#### Problem to solve
In your copy, leave out the pictures and repeat the entries below exactly.

#### Provided records

☆ ☆ ☆ ☆

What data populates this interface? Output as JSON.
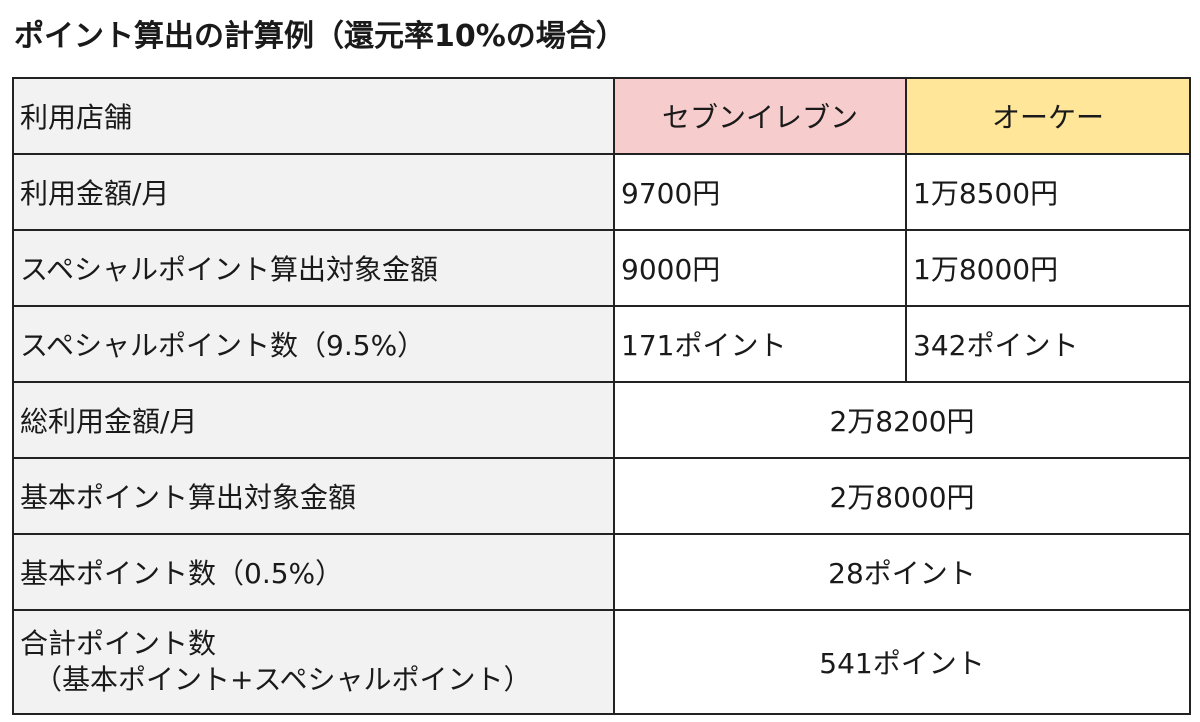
{
  "title": "ポイント算出の計算例（還元率10%の場合）",
  "colors": {
    "seven_header_bg": "#f6cccc",
    "okay_header_bg": "#ffe699",
    "label_col_bg": "#f2f2f2",
    "border": "#222222"
  },
  "table": {
    "header": {
      "label": "利用店舗",
      "col1": "セブンイレブン",
      "col2": "オーケー"
    },
    "rows": [
      {
        "label": "利用金額/月",
        "col1": "9700円",
        "col2": "1万8500円"
      },
      {
        "label": "スペシャルポイント算出対象金額",
        "col1": "9000円",
        "col2": "1万8000円"
      },
      {
        "label": "スペシャルポイント数（9.5%）",
        "col1": "171ポイント",
        "col2": "342ポイント"
      },
      {
        "label": "総利用金額/月",
        "merged": "2万8200円"
      },
      {
        "label": "基本ポイント算出対象金額",
        "merged": "2万8000円"
      },
      {
        "label": "基本ポイント数（0.5%）",
        "merged": "28ポイント"
      },
      {
        "label_line1": "合計ポイント数",
        "label_line2": "（基本ポイント+スペシャルポイント）",
        "merged": "541ポイント"
      }
    ]
  }
}
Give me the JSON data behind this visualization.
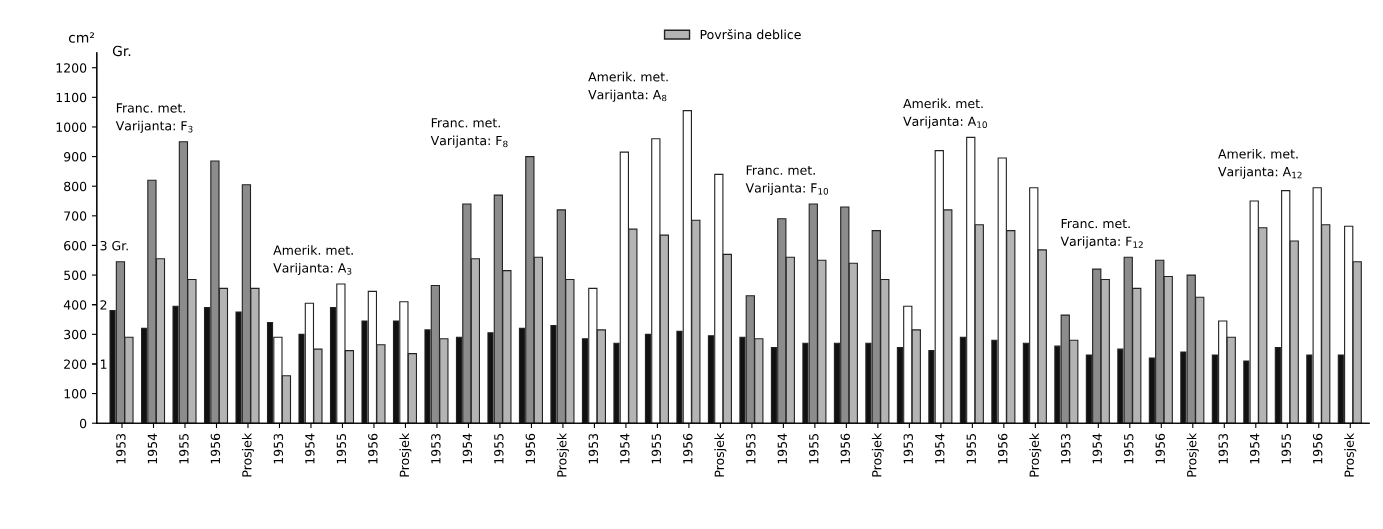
{
  "chart_data": {
    "type": "bar",
    "ylabel": "cm²",
    "y2label": "Gr.",
    "categories": [
      "1953",
      "1954",
      "1955",
      "1956",
      "Prosjek",
      "1953",
      "1954",
      "1955",
      "1956",
      "Prosjek",
      "1953",
      "1954",
      "1955",
      "1956",
      "Prosjek",
      "1953",
      "1954",
      "1955",
      "1956",
      "Prosjek",
      "1953",
      "1954",
      "1955",
      "1956",
      "Prosjek",
      "1953",
      "1954",
      "1955",
      "1956",
      "Prosjek",
      "1953",
      "1954",
      "1955",
      "1956",
      "Prosjek",
      "1953",
      "1954",
      "1955",
      "1956",
      "Prosjek"
    ],
    "series": [
      {
        "color": "#111111",
        "values": [
          380,
          320,
          395,
          390,
          375,
          340,
          300,
          390,
          345,
          345,
          315,
          290,
          305,
          320,
          330,
          285,
          270,
          300,
          310,
          295,
          290,
          255,
          270,
          270,
          270,
          255,
          245,
          290,
          280,
          270,
          260,
          230,
          250,
          220,
          240,
          230,
          210,
          255,
          230,
          230
        ]
      },
      {
        "color": "#8c8c8c",
        "colors": [
          "#8c8c8c",
          "#8c8c8c",
          "#8c8c8c",
          "#8c8c8c",
          "#8c8c8c",
          "#ffffff",
          "#ffffff",
          "#ffffff",
          "#ffffff",
          "#ffffff",
          "#8c8c8c",
          "#8c8c8c",
          "#8c8c8c",
          "#8c8c8c",
          "#8c8c8c",
          "#ffffff",
          "#ffffff",
          "#ffffff",
          "#ffffff",
          "#ffffff",
          "#8c8c8c",
          "#8c8c8c",
          "#8c8c8c",
          "#8c8c8c",
          "#8c8c8c",
          "#ffffff",
          "#ffffff",
          "#ffffff",
          "#ffffff",
          "#ffffff",
          "#8c8c8c",
          "#8c8c8c",
          "#8c8c8c",
          "#8c8c8c",
          "#8c8c8c",
          "#ffffff",
          "#ffffff",
          "#ffffff",
          "#ffffff",
          "#ffffff"
        ],
        "values": [
          545,
          820,
          950,
          885,
          805,
          290,
          405,
          470,
          445,
          410,
          465,
          740,
          770,
          900,
          720,
          455,
          915,
          960,
          1055,
          840,
          430,
          690,
          740,
          730,
          650,
          395,
          920,
          965,
          895,
          795,
          365,
          520,
          560,
          550,
          500,
          345,
          750,
          785,
          795,
          665
        ]
      },
      {
        "name": "Površina deblice",
        "color": "#b4b4b4",
        "values": [
          290,
          555,
          485,
          455,
          455,
          160,
          250,
          245,
          265,
          235,
          285,
          555,
          515,
          560,
          485,
          315,
          655,
          635,
          685,
          570,
          285,
          560,
          550,
          540,
          485,
          315,
          720,
          670,
          650,
          585,
          280,
          485,
          455,
          495,
          425,
          290,
          660,
          615,
          670,
          545
        ]
      }
    ],
    "ylim": [
      0,
      1250
    ],
    "yticks": [
      0,
      100,
      200,
      300,
      400,
      500,
      600,
      700,
      800,
      900,
      1000,
      1100,
      1200
    ],
    "y2lim": [
      0,
      6.25
    ],
    "y2ticks": [
      1,
      2,
      {
        "value": 3,
        "label": "3 Gr."
      }
    ],
    "annotations": [
      "Franc. met.\nVarijanta: F$_{3}$",
      "Amerik. met.\nVarijanta: A$_{3}$",
      "Franc. met.\nVarijanta: F$_{8}$",
      "Amerik. met.\nVarijanta: A$_{8}$",
      "Franc. met.\nVarijanta: F$_{10}$",
      "Amerik. met.\nVarijanta: A$_{10}$",
      "Franc. met.\nVarijanta: F$_{12}$",
      "Amerik. met.\nVarijanta: A$_{12}$"
    ],
    "legend": "top",
    "grid": false
  }
}
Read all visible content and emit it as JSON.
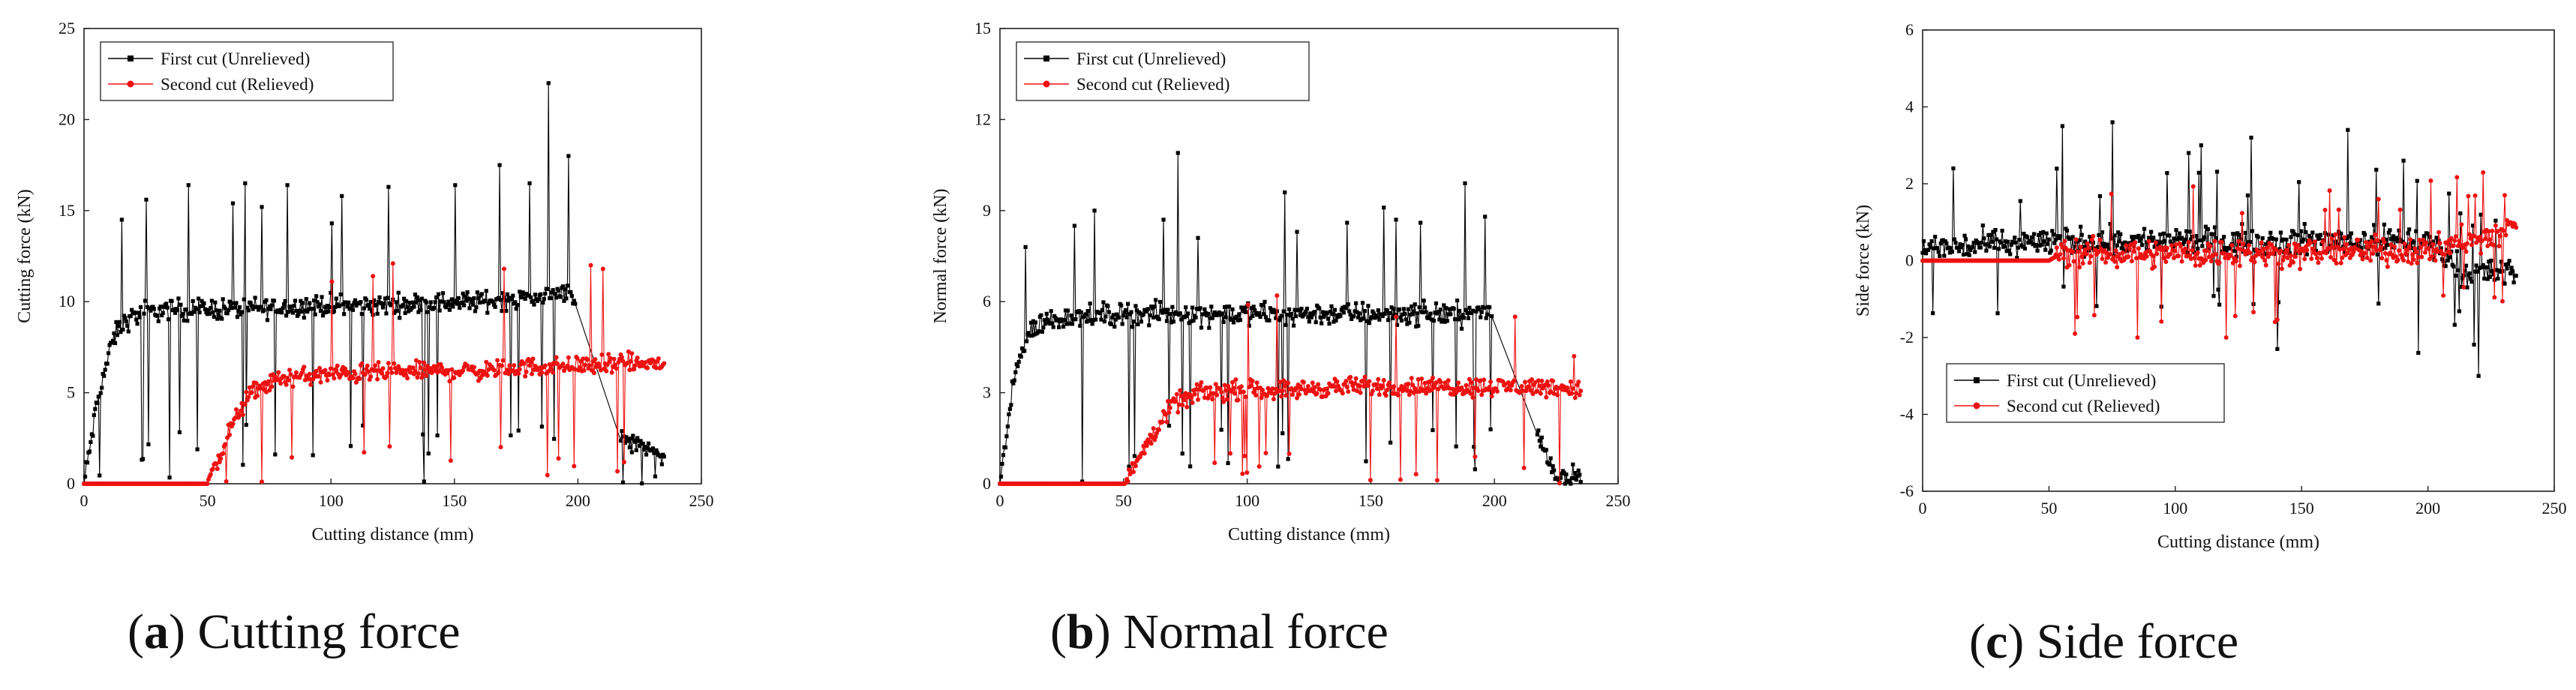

☆ ☆ ☆ ☆

#### Worked solution
What data populates this interface? Output as JSON.
{
  "title": "ポイント算出の計算例（還元率10%の場合）",
  "colors": {
    "seven_header_bg": "#f6cccc",
    "okay_header_bg": "#ffe699",
    "label_col_bg": "#f2f2f2",
    "border": "#222222"
  },
  "table": {
    "header": {
      "label": "利用店舗",
      "col1": "セブンイレブン",
      "col2": "オーケー"
    },
    "rows": [
      {
        "label": "利用金額/月",
        "col1": "9700円",
        "col2": "1万8500円"
      },
      {
        "label": "スペシャルポイント算出対象金額",
        "col1": "9000円",
        "col2": "1万8000円"
      },
      {
        "label": "スペシャルポイント数（9.5%）",
        "col1": "171ポイント",
        "col2": "342ポイント"
      },
      {
        "label": "総利用金額/月",
        "merged": "2万8200円"
      },
      {
        "label": "基本ポイント算出対象金額",
        "merged": "2万8000円"
      },
      {
        "label": "基本ポイント数（0.5%）",
        "merged": "28ポイント"
      },
      {
        "label_line1": "合計ポイント数",
        "label_line2": "（基本ポイント+スペシャルポイント）",
        "merged": "541ポイント"
      }
    ]
  }
}
Give me the JSON data behind this visualization.
{
  "chart_data": {
    "type": "bar",
    "ylabel": "cm²",
    "y2label": "Gr.",
    "categories": [
      "1953",
      "1954",
      "1955",
      "1956",
      "Prosjek",
      "1953",
      "1954",
      "1955",
      "1956",
      "Prosjek",
      "1953",
      "1954",
      "1955",
      "1956",
      "Prosjek",
      "1953",
      "1954",
      "1955",
      "1956",
      "Prosjek",
      "1953",
      "1954",
      "1955",
      "1956",
      "Prosjek",
      "1953",
      "1954",
      "1955",
      "1956",
      "Prosjek",
      "1953",
      "1954",
      "1955",
      "1956",
      "Prosjek",
      "1953",
      "1954",
      "1955",
      "1956",
      "Prosjek"
    ],
    "series": [
      {
        "color": "#111111",
        "values": [
          380,
          320,
          395,
          390,
          375,
          340,
          300,
          390,
          345,
          345,
          315,
          290,
          305,
          320,
          330,
          285,
          270,
          300,
          310,
          295,
          290,
          255,
          270,
          270,
          270,
          255,
          245,
          290,
          280,
          270,
          260,
          230,
          250,
          220,
          240,
          230,
          210,
          255,
          230,
          230
        ]
      },
      {
        "color": "#8c8c8c",
        "colors": [
          "#8c8c8c",
          "#8c8c8c",
          "#8c8c8c",
          "#8c8c8c",
          "#8c8c8c",
          "#ffffff",
          "#ffffff",
          "#ffffff",
          "#ffffff",
          "#ffffff",
          "#8c8c8c",
          "#8c8c8c",
          "#8c8c8c",
          "#8c8c8c",
          "#8c8c8c",
          "#ffffff",
          "#ffffff",
          "#ffffff",
          "#ffffff",
          "#ffffff",
          "#8c8c8c",
          "#8c8c8c",
          "#8c8c8c",
          "#8c8c8c",
          "#8c8c8c",
          "#ffffff",
          "#ffffff",
          "#ffffff",
          "#ffffff",
          "#ffffff",
          "#8c8c8c",
          "#8c8c8c",
          "#8c8c8c",
          "#8c8c8c",
          "#8c8c8c",
          "#ffffff",
          "#ffffff",
          "#ffffff",
          "#ffffff",
          "#ffffff"
        ],
        "values": [
          545,
          820,
          950,
          885,
          805,
          290,
          405,
          470,
          445,
          410,
          465,
          740,
          770,
          900,
          720,
          455,
          915,
          960,
          1055,
          840,
          430,
          690,
          740,
          730,
          650,
          395,
          920,
          965,
          895,
          795,
          365,
          520,
          560,
          550,
          500,
          345,
          750,
          785,
          795,
          665
        ]
      },
      {
        "name": "Površina deblice",
        "color": "#b4b4b4",
        "values": [
          290,
          555,
          485,
          455,
          455,
          160,
          250,
          245,
          265,
          235,
          285,
          555,
          515,
          560,
          485,
          315,
          655,
          635,
          685,
          570,
          285,
          560,
          550,
          540,
          485,
          315,
          720,
          670,
          650,
          585,
          280,
          485,
          455,
          495,
          425,
          290,
          660,
          615,
          670,
          545
        ]
      }
    ],
    "ylim": [
      0,
      1250
    ],
    "yticks": [
      0,
      100,
      200,
      300,
      400,
      500,
      600,
      700,
      800,
      900,
      1000,
      1100,
      1200
    ],
    "y2lim": [
      0,
      6.25
    ],
    "y2ticks": [
      1,
      2,
      {
        "value": 3,
        "label": "3 Gr."
      }
    ],
    "annotations": [
      "Franc. met.\nVarijanta: F$_{3}$",
      "Amerik. met.\nVarijanta: A$_{3}$",
      "Franc. met.\nVarijanta: F$_{8}$",
      "Amerik. met.\nVarijanta: A$_{8}$",
      "Franc. met.\nVarijanta: F$_{10}$",
      "Amerik. met.\nVarijanta: A$_{10}$",
      "Franc. met.\nVarijanta: F$_{12}$",
      "Amerik. met.\nVarijanta: A$_{12}$"
    ],
    "legend": "top",
    "grid": false
  }
}
Read all visible content and emit it as JSON.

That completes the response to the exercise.